■ **TASK INSTRUCTIONS**
Reproduce the entries word for word, and omit any picture you find in them.

── GIVEN DATA

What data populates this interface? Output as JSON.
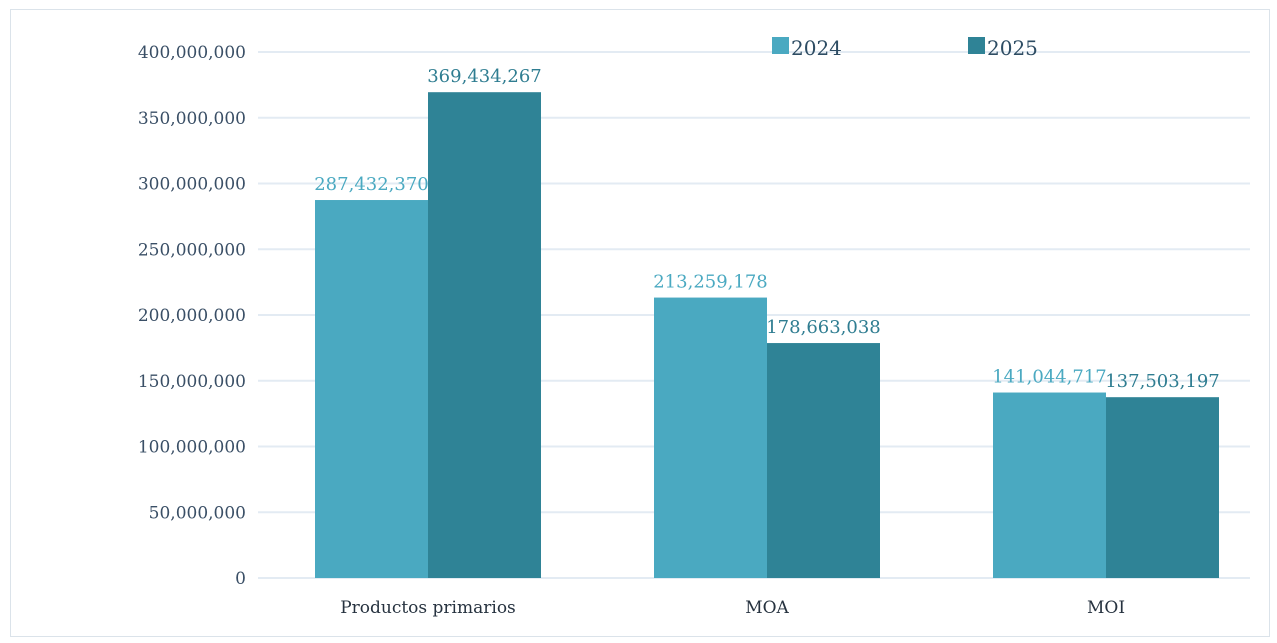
{
  "chart_data": {
    "type": "bar",
    "categories": [
      "Productos primarios",
      "MOA",
      "MOI"
    ],
    "series": [
      {
        "name": "2024",
        "values": [
          287432370,
          213259178,
          141044717
        ],
        "labels": [
          "287,432,370",
          "213,259,178",
          "141,044,717"
        ],
        "color": "#4aa9c1",
        "label_color": "#4aa9c1"
      },
      {
        "name": "2025",
        "values": [
          369434267,
          178663038,
          137503197
        ],
        "labels": [
          "369,434,267",
          "178,663,038",
          "137,503,197"
        ],
        "color": "#2f8396",
        "label_color": "#2f7d91"
      }
    ],
    "ylim": [
      0,
      400000000
    ],
    "yticks": [
      0,
      50000000,
      100000000,
      150000000,
      200000000,
      250000000,
      300000000,
      350000000,
      400000000
    ],
    "ytick_labels": [
      "0",
      "50,000,000",
      "100,000,000",
      "150,000,000",
      "200,000,000",
      "250,000,000",
      "300,000,000",
      "350,000,000",
      "400,000,000"
    ],
    "grid": true,
    "legend": "top-right",
    "gridline_color": "#e3ebf3",
    "title": "",
    "xlabel": "",
    "ylabel": ""
  }
}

────

■ **FINISHED TASK**
What data populates this interface? Output as JSON.
{
  "chart_data": {
    "type": "bar",
    "categories": [
      "Productos primarios",
      "MOA",
      "MOI"
    ],
    "series": [
      {
        "name": "2024",
        "values": [
          287432370,
          213259178,
          141044717
        ],
        "labels": [
          "287,432,370",
          "213,259,178",
          "141,044,717"
        ],
        "color": "#4aa9c1",
        "label_color": "#4aa9c1"
      },
      {
        "name": "2025",
        "values": [
          369434267,
          178663038,
          137503197
        ],
        "labels": [
          "369,434,267",
          "178,663,038",
          "137,503,197"
        ],
        "color": "#2f8396",
        "label_color": "#2f7d91"
      }
    ],
    "ylim": [
      0,
      400000000
    ],
    "yticks": [
      0,
      50000000,
      100000000,
      150000000,
      200000000,
      250000000,
      300000000,
      350000000,
      400000000
    ],
    "ytick_labels": [
      "0",
      "50,000,000",
      "100,000,000",
      "150,000,000",
      "200,000,000",
      "250,000,000",
      "300,000,000",
      "350,000,000",
      "400,000,000"
    ],
    "grid": true,
    "legend": "top-right",
    "gridline_color": "#e3ebf3",
    "title": "",
    "xlabel": "",
    "ylabel": ""
  }
}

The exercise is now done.